▶ _DATA LISTING_:
◇ ◇ ◇ ◇ ◇ ◇ ◇

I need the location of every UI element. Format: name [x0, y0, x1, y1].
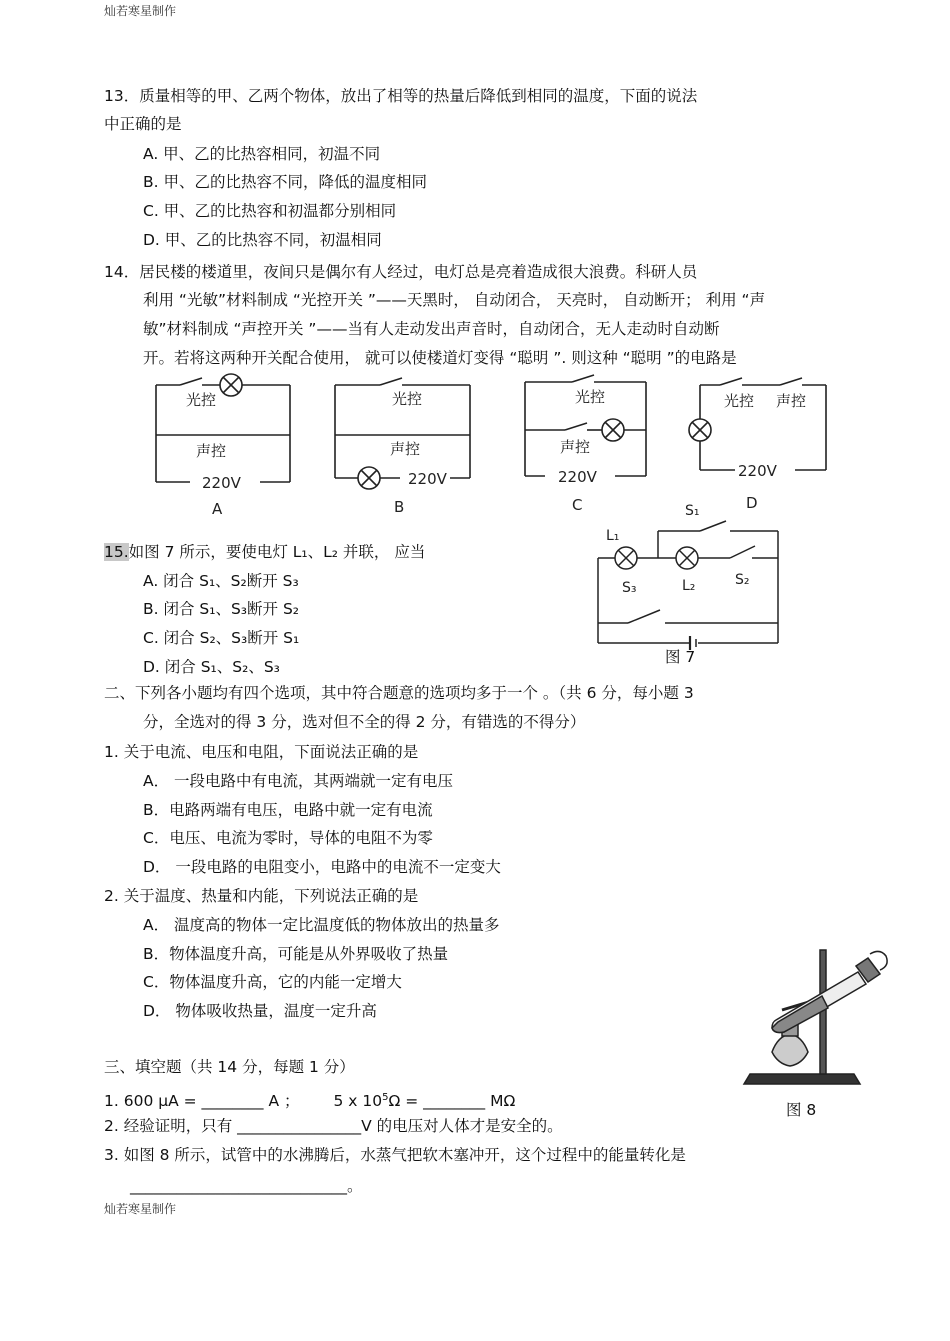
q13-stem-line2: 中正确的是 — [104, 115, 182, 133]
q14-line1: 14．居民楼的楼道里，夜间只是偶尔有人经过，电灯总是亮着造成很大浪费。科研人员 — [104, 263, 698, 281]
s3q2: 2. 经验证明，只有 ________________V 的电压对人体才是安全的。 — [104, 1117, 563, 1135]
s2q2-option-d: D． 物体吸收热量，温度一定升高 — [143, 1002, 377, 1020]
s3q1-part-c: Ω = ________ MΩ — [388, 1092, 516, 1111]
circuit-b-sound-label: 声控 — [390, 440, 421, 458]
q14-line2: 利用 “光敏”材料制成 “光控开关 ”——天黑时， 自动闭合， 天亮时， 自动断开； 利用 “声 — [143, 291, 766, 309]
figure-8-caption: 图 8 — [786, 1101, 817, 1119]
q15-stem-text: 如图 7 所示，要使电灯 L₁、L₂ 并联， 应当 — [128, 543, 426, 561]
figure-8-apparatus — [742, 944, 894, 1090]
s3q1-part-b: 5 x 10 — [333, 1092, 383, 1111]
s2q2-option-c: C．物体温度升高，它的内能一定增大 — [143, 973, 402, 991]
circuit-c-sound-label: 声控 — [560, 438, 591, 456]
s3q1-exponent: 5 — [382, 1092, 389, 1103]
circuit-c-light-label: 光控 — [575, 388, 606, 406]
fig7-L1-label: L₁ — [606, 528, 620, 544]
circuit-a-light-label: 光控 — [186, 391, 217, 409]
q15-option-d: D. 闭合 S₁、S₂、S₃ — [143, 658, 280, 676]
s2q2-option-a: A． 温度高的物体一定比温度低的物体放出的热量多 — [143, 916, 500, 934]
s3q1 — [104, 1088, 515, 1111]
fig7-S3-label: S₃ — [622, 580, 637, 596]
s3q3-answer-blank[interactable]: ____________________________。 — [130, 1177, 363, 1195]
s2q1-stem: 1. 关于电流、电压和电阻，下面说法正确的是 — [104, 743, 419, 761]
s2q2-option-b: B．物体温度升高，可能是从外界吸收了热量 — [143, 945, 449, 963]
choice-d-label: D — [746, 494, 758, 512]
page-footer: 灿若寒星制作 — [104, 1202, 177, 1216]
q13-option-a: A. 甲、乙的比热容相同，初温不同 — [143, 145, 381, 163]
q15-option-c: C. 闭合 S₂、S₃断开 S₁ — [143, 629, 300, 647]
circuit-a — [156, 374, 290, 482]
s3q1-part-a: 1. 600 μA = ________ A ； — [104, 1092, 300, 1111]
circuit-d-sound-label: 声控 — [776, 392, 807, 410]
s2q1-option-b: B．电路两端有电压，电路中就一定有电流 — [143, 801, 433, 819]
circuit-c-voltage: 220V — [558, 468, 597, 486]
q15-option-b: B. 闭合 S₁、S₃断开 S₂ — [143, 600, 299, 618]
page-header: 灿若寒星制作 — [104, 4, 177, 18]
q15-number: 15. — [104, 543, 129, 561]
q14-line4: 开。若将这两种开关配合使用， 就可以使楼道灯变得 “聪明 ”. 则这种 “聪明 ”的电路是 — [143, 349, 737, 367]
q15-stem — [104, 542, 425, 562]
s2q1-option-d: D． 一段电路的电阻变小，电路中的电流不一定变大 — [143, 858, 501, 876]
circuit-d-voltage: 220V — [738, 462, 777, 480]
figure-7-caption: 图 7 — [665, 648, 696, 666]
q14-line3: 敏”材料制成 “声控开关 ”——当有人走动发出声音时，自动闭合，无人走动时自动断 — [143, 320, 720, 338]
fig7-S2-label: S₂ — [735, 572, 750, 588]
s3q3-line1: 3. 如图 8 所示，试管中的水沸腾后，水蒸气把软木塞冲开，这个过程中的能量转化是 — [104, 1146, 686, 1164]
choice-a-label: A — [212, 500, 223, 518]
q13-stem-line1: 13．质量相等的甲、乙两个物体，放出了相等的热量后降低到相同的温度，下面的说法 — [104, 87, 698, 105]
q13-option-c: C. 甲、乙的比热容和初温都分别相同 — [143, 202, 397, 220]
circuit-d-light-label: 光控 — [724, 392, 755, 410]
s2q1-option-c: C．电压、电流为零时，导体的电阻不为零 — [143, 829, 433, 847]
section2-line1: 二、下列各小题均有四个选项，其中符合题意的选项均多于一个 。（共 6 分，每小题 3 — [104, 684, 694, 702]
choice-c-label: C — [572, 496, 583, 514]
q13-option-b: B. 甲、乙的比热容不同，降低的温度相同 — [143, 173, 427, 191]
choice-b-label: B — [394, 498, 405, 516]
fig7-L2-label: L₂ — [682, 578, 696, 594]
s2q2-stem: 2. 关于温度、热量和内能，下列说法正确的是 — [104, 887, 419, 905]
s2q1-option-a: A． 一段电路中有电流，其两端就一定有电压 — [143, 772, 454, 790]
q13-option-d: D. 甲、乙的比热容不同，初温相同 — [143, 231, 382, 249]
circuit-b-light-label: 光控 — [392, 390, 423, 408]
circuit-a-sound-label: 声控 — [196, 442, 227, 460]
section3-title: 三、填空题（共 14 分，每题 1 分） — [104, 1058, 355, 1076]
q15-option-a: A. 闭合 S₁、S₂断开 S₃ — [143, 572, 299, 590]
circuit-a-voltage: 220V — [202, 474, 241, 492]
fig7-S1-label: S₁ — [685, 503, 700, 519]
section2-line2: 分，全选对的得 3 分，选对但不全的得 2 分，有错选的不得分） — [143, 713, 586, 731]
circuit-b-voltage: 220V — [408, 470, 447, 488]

◇ ◇ ◇ ◇ ◇ ◇ ◇

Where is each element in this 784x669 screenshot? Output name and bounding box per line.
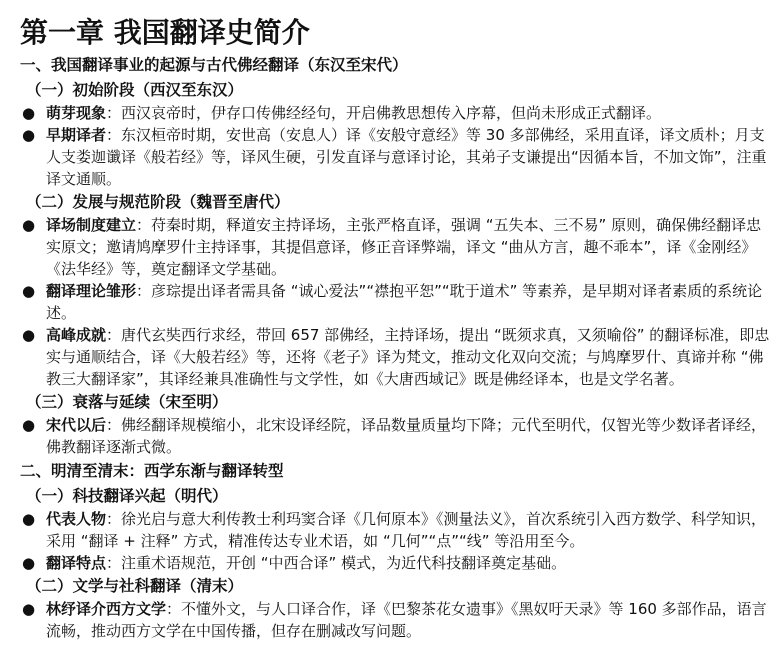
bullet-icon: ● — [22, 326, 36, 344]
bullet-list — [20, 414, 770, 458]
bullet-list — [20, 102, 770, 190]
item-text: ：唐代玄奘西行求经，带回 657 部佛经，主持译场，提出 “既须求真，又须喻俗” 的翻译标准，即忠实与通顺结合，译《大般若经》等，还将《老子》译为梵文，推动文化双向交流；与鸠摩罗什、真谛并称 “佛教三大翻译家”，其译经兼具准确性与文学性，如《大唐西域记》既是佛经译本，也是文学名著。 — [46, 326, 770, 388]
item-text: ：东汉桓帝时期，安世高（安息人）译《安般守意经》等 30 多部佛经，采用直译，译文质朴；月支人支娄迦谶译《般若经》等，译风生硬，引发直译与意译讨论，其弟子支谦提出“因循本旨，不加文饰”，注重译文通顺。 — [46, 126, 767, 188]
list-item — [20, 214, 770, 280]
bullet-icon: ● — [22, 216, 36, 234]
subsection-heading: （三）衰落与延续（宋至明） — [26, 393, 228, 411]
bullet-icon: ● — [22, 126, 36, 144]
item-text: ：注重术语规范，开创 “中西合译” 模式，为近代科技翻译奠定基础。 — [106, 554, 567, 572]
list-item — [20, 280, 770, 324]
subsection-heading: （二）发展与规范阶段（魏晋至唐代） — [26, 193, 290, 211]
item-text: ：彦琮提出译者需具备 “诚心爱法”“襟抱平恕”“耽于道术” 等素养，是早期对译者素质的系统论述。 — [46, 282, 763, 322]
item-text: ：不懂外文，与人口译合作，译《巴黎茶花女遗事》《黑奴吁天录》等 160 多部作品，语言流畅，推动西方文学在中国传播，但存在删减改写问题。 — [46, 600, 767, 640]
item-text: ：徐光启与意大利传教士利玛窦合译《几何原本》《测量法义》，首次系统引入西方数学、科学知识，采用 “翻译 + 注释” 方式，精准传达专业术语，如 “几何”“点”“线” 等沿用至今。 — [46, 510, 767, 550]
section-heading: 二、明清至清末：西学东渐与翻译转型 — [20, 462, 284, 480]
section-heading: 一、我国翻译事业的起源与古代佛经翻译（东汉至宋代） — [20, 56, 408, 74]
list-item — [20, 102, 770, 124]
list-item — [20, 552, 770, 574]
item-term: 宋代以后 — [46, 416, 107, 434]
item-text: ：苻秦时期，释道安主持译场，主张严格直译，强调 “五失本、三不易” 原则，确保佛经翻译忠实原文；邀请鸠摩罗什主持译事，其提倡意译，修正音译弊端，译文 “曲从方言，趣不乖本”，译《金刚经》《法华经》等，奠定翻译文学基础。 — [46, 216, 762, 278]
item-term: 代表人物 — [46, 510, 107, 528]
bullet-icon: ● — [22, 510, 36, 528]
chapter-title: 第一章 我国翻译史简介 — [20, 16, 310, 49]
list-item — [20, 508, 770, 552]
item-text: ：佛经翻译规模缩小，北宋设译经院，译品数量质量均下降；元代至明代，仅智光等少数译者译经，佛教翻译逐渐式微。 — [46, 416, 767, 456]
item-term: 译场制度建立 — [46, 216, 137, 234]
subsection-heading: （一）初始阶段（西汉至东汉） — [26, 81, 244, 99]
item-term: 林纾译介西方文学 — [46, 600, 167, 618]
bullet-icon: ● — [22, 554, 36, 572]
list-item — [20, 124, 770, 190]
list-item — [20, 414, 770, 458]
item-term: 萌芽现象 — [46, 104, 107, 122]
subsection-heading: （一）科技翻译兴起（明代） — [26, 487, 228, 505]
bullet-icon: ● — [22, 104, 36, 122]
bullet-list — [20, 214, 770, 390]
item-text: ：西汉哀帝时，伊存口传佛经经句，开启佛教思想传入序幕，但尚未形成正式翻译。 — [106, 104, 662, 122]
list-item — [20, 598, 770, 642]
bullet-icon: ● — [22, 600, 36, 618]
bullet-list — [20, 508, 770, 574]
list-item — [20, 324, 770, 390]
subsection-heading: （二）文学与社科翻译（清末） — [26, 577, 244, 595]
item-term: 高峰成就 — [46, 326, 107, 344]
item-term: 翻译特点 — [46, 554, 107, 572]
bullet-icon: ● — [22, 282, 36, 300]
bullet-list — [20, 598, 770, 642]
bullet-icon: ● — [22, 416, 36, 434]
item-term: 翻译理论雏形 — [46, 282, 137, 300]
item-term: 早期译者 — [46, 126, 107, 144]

◇ ◇ ◇ ◇ ◇ ◇ ◇

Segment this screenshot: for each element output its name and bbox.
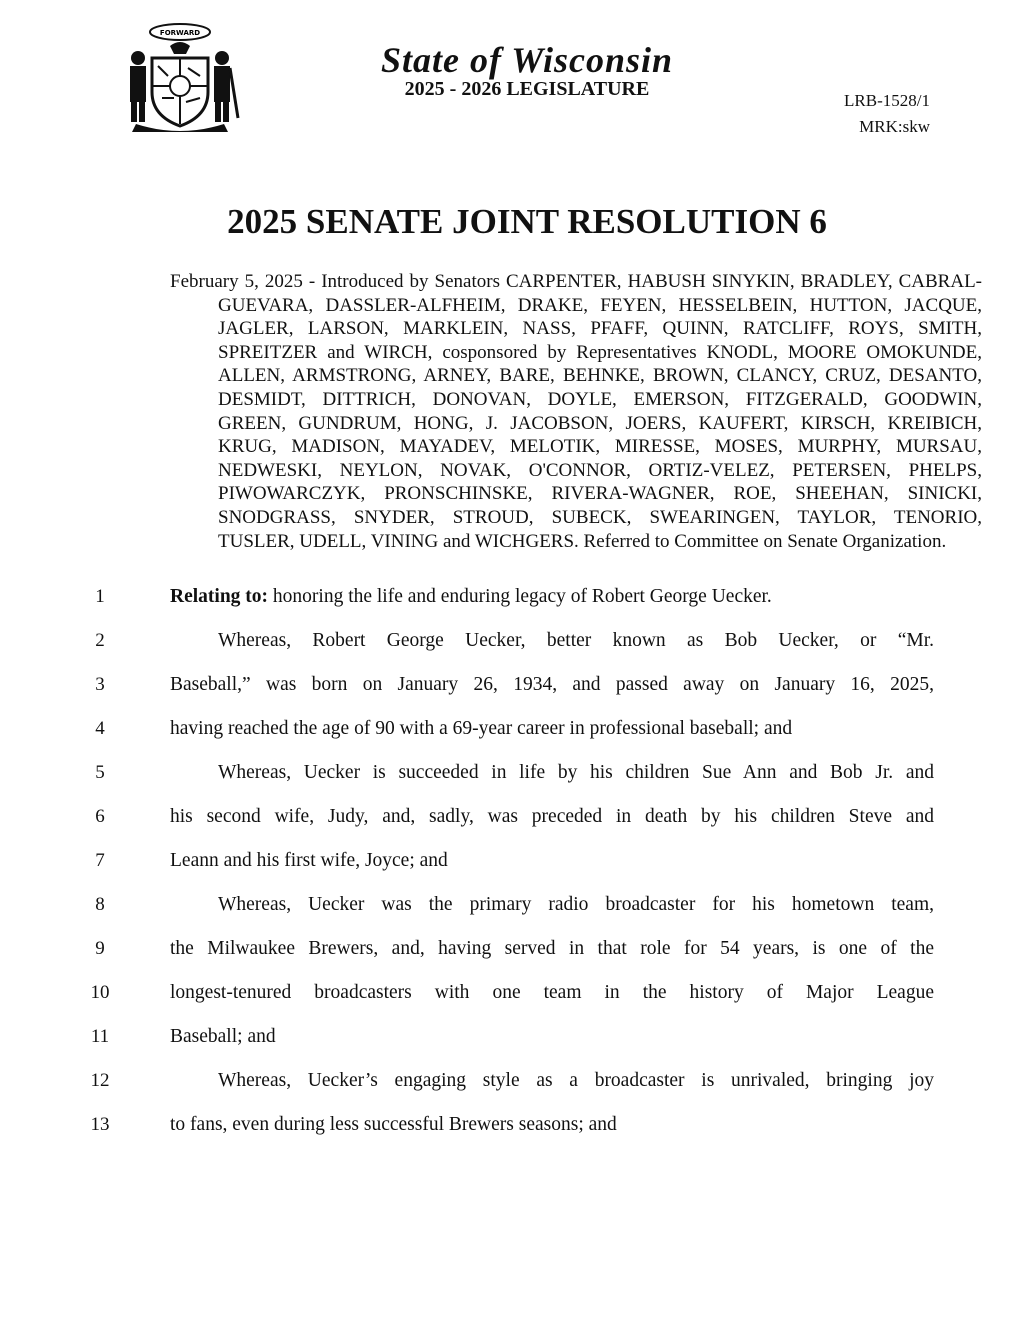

◇ ◇ ◇ ◇ ◇ ◇ ◇

▶ _GOAL OF THE EXERCISE_: Copy the lines starting at the one that contains "Where is each" and ending at the one that contains "list-item — [20, 508, 770, 552]", both included. Leave the pictures out of your copy.

▶ _TASK RESULT_:
Where is each element in this 784x669 screenshot? Output name and bounding box per line.
bullet-icon: ● — [22, 326, 36, 344]
bullet-list — [20, 414, 770, 458]
bullet-list — [20, 102, 770, 190]
item-text: ：唐代玄奘西行求经，带回 657 部佛经，主持译场，提出 “既须求真，又须喻俗” 的翻译标准，即忠实与通顺结合，译《大般若经》等，还将《老子》译为梵文，推动文化双向交流；与鸠摩罗什、真谛并称 “佛教三大翻译家”，其译经兼具准确性与文学性，如《大唐西域记》既是佛经译本，也是文学名著。 — [46, 326, 770, 388]
item-text: ：东汉桓帝时期，安世高（安息人）译《安般守意经》等 30 多部佛经，采用直译，译文质朴；月支人支娄迦谶译《般若经》等，译风生硬，引发直译与意译讨论，其弟子支谦提出“因循本旨，不加文饰”，注重译文通顺。 — [46, 126, 767, 188]
list-item — [20, 214, 770, 280]
bullet-icon: ● — [22, 216, 36, 234]
subsection-heading: （三）衰落与延续（宋至明） — [26, 393, 228, 411]
bullet-icon: ● — [22, 126, 36, 144]
item-text: ：注重术语规范，开创 “中西合译” 模式，为近代科技翻译奠定基础。 — [106, 554, 567, 572]
list-item — [20, 280, 770, 324]
subsection-heading: （二）发展与规范阶段（魏晋至唐代） — [26, 193, 290, 211]
item-text: ：彦琮提出译者需具备 “诚心爱法”“襟抱平恕”“耽于道术” 等素养，是早期对译者素质的系统论述。 — [46, 282, 763, 322]
item-text: ：不懂外文，与人口译合作，译《巴黎茶花女遗事》《黑奴吁天录》等 160 多部作品，语言流畅，推动西方文学在中国传播，但存在删减改写问题。 — [46, 600, 767, 640]
item-text: ：徐光启与意大利传教士利玛窦合译《几何原本》《测量法义》，首次系统引入西方数学、科学知识，采用 “翻译 + 注释” 方式，精准传达专业术语，如 “几何”“点”“线” 等沿用至今。 — [46, 510, 767, 550]
section-heading: 二、明清至清末：西学东渐与翻译转型 — [20, 462, 284, 480]
section-heading: 一、我国翻译事业的起源与古代佛经翻译（东汉至宋代） — [20, 56, 408, 74]
list-item — [20, 102, 770, 124]
list-item — [20, 552, 770, 574]
item-term: 宋代以后 — [46, 416, 107, 434]
item-text: ：苻秦时期，释道安主持译场，主张严格直译，强调 “五失本、三不易” 原则，确保佛经翻译忠实原文；邀请鸠摩罗什主持译事，其提倡意译，修正音译弊端，译文 “曲从方言，趣不乖本”，译《金刚经》《法华经》等，奠定翻译文学基础。 — [46, 216, 762, 278]
item-term: 代表人物 — [46, 510, 107, 528]
bullet-icon: ● — [22, 510, 36, 528]
chapter-title: 第一章 我国翻译史简介 — [20, 16, 310, 49]
list-item — [20, 508, 770, 552]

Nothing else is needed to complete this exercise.